Pull out every line of the listing below where "Exemplos" appears.

══════════════════════════════

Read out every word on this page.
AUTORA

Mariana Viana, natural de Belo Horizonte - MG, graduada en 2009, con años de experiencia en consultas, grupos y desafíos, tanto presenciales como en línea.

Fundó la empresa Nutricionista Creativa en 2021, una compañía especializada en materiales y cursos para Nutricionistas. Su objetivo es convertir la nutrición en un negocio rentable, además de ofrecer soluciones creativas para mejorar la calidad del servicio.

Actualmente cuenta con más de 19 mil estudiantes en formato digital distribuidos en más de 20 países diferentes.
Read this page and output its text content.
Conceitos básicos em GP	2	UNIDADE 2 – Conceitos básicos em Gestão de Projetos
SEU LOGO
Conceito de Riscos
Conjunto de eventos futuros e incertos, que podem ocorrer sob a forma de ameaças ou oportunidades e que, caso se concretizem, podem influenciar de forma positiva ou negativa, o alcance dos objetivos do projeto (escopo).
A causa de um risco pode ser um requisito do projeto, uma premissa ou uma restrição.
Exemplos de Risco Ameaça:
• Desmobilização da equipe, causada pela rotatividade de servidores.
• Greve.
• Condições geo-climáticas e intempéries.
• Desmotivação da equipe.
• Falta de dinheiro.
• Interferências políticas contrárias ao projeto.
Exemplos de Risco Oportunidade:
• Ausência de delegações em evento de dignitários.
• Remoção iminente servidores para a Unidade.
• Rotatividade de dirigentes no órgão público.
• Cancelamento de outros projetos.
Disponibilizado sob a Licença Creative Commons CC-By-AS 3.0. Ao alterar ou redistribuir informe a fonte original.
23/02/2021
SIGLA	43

══════════════════════════════

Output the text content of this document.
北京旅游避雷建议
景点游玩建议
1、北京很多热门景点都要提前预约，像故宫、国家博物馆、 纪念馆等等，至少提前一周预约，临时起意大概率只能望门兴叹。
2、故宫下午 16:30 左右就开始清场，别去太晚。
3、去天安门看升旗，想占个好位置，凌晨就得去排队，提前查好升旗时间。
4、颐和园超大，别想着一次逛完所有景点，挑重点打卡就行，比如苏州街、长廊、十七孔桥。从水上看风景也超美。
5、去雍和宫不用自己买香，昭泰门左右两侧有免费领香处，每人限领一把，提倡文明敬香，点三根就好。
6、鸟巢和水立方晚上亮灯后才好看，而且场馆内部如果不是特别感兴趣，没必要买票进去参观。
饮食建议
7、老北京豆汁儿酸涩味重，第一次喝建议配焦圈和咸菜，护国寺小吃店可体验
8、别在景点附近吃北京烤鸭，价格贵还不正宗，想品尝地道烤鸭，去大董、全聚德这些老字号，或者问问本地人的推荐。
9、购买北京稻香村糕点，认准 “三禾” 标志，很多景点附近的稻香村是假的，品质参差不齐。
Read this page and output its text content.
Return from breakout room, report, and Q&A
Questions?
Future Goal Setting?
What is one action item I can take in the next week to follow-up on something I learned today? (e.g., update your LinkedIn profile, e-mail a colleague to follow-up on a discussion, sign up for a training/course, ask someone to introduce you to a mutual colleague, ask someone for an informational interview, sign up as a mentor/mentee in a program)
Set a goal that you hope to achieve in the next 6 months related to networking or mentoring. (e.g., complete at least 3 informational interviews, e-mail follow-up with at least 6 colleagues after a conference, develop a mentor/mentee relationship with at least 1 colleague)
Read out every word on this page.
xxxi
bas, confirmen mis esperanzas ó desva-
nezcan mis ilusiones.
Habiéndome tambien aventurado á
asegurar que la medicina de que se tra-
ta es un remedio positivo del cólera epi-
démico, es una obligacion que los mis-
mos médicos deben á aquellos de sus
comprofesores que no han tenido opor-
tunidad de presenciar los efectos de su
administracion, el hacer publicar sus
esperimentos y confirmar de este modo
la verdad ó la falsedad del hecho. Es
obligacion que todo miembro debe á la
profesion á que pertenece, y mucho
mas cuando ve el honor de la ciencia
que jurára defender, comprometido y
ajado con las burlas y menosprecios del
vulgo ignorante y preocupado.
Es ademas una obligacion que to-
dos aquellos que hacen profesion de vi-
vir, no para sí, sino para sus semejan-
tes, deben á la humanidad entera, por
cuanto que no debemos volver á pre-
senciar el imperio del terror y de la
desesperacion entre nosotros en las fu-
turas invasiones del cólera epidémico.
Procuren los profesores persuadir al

══════════════════════════════

Complete answer:
Exemplos de Risco Ameaça:
Exemplos de Risco Oportunidade:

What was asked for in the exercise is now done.